WHAT IS REQUIRED:
Your task is to transcribe all of the data below exactly, omitting the images.

SOURCE DATA:
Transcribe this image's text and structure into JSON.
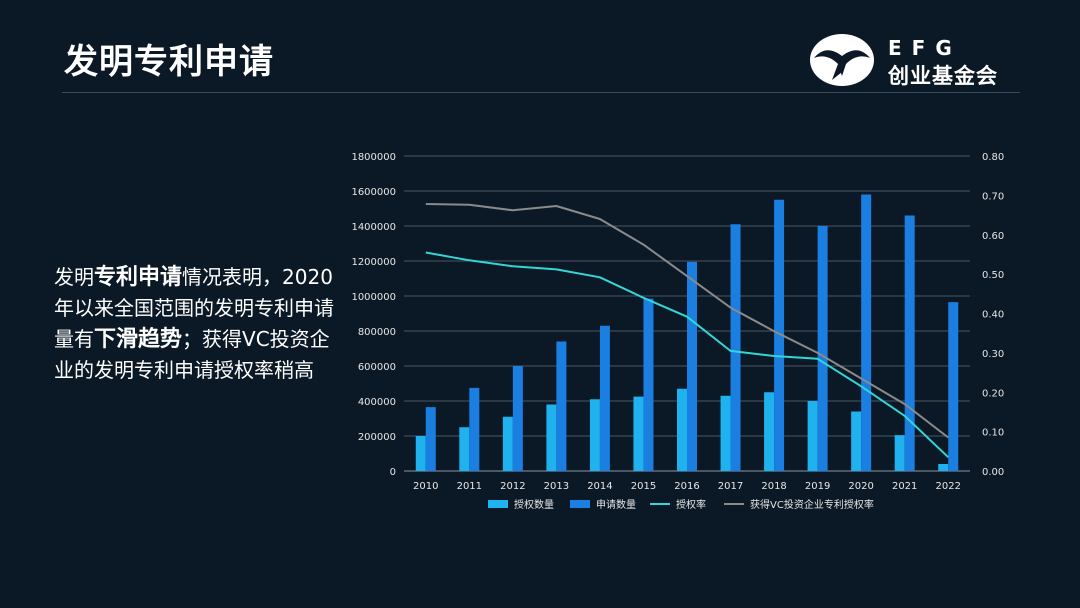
{
  "header": {
    "title": "发明专利申请",
    "logo_text": "EFG",
    "logo_subtitle": "创业基金会"
  },
  "body": {
    "p1": "发明",
    "b1": "专利申请",
    "p2": "情况表明，2020年以来全国范围的发明专利申请量有",
    "b2": "下滑趋势",
    "p3": "；获得VC投资企业的发明专利申请授权率稍高"
  },
  "colors": {
    "background": "#0b1826",
    "granted_bar": "#1fb2ee",
    "applied_bar": "#1a7fe0",
    "rate_line": "#33d6d6",
    "vc_rate_line": "#8a8a8a",
    "grid": "#4a5866",
    "axis_text": "#e6e6e6"
  },
  "icons": {
    "logo": "eagle-logo-icon"
  },
  "chart_data": {
    "type": "bar",
    "categories": [
      "2010",
      "2011",
      "2012",
      "2013",
      "2014",
      "2015",
      "2016",
      "2017",
      "2018",
      "2019",
      "2020",
      "2021",
      "2022"
    ],
    "series": [
      {
        "name": "授权数量",
        "type": "bar",
        "axis": "left",
        "values": [
          200000,
          250000,
          310000,
          380000,
          410000,
          425000,
          470000,
          430000,
          450000,
          400000,
          340000,
          205000,
          40000
        ]
      },
      {
        "name": "申请数量",
        "type": "bar",
        "axis": "left",
        "values": [
          365000,
          475000,
          600000,
          740000,
          830000,
          985000,
          1195000,
          1410000,
          1550000,
          1400000,
          1580000,
          1460000,
          965000
        ]
      },
      {
        "name": "授权率",
        "type": "line",
        "axis": "right",
        "values": [
          0.555,
          0.535,
          0.52,
          0.512,
          0.492,
          0.44,
          0.392,
          0.305,
          0.292,
          0.285,
          0.215,
          0.14,
          0.035
        ]
      },
      {
        "name": "获得VC投资企业专利授权率",
        "type": "line",
        "axis": "right",
        "values": [
          0.678,
          0.676,
          0.662,
          0.673,
          0.64,
          0.575,
          0.495,
          0.415,
          0.355,
          0.3,
          0.235,
          0.17,
          0.085
        ]
      }
    ],
    "ylim_left": [
      0,
      1800000
    ],
    "ylim_right": [
      0,
      0.8
    ],
    "yticks_left": [
      "0",
      "200000",
      "400000",
      "600000",
      "800000",
      "1000000",
      "1200000",
      "1400000",
      "1600000",
      "1800000"
    ],
    "yticks_right": [
      "0.00",
      "0.10",
      "0.20",
      "0.30",
      "0.40",
      "0.50",
      "0.60",
      "0.70",
      "0.80"
    ],
    "grid": true,
    "legend": "bottom"
  }
}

RESULT BELOW:
Transcribe this image's text and structure into JSON.
{
  "header": {
    "title": "发明专利申请",
    "logo_text": "EFG",
    "logo_subtitle": "创业基金会"
  },
  "body": {
    "p1": "发明",
    "b1": "专利申请",
    "p2": "情况表明，2020年以来全国范围的发明专利申请量有",
    "b2": "下滑趋势",
    "p3": "；获得VC投资企业的发明专利申请授权率稍高"
  },
  "colors": {
    "background": "#0b1826",
    "granted_bar": "#1fb2ee",
    "applied_bar": "#1a7fe0",
    "rate_line": "#33d6d6",
    "vc_rate_line": "#8a8a8a",
    "grid": "#4a5866",
    "axis_text": "#e6e6e6"
  },
  "icons": {
    "logo": "eagle-logo-icon"
  },
  "chart_data": {
    "type": "bar",
    "categories": [
      "2010",
      "2011",
      "2012",
      "2013",
      "2014",
      "2015",
      "2016",
      "2017",
      "2018",
      "2019",
      "2020",
      "2021",
      "2022"
    ],
    "series": [
      {
        "name": "授权数量",
        "type": "bar",
        "axis": "left",
        "values": [
          200000,
          250000,
          310000,
          380000,
          410000,
          425000,
          470000,
          430000,
          450000,
          400000,
          340000,
          205000,
          40000
        ]
      },
      {
        "name": "申请数量",
        "type": "bar",
        "axis": "left",
        "values": [
          365000,
          475000,
          600000,
          740000,
          830000,
          985000,
          1195000,
          1410000,
          1550000,
          1400000,
          1580000,
          1460000,
          965000
        ]
      },
      {
        "name": "授权率",
        "type": "line",
        "axis": "right",
        "values": [
          0.555,
          0.535,
          0.52,
          0.512,
          0.492,
          0.44,
          0.392,
          0.305,
          0.292,
          0.285,
          0.215,
          0.14,
          0.035
        ]
      },
      {
        "name": "获得VC投资企业专利授权率",
        "type": "line",
        "axis": "right",
        "values": [
          0.678,
          0.676,
          0.662,
          0.673,
          0.64,
          0.575,
          0.495,
          0.415,
          0.355,
          0.3,
          0.235,
          0.17,
          0.085
        ]
      }
    ],
    "ylim_left": [
      0,
      1800000
    ],
    "ylim_right": [
      0,
      0.8
    ],
    "yticks_left": [
      "0",
      "200000",
      "400000",
      "600000",
      "800000",
      "1000000",
      "1200000",
      "1400000",
      "1600000",
      "1800000"
    ],
    "yticks_right": [
      "0.00",
      "0.10",
      "0.20",
      "0.30",
      "0.40",
      "0.50",
      "0.60",
      "0.70",
      "0.80"
    ],
    "grid": true,
    "legend": "bottom"
  }
}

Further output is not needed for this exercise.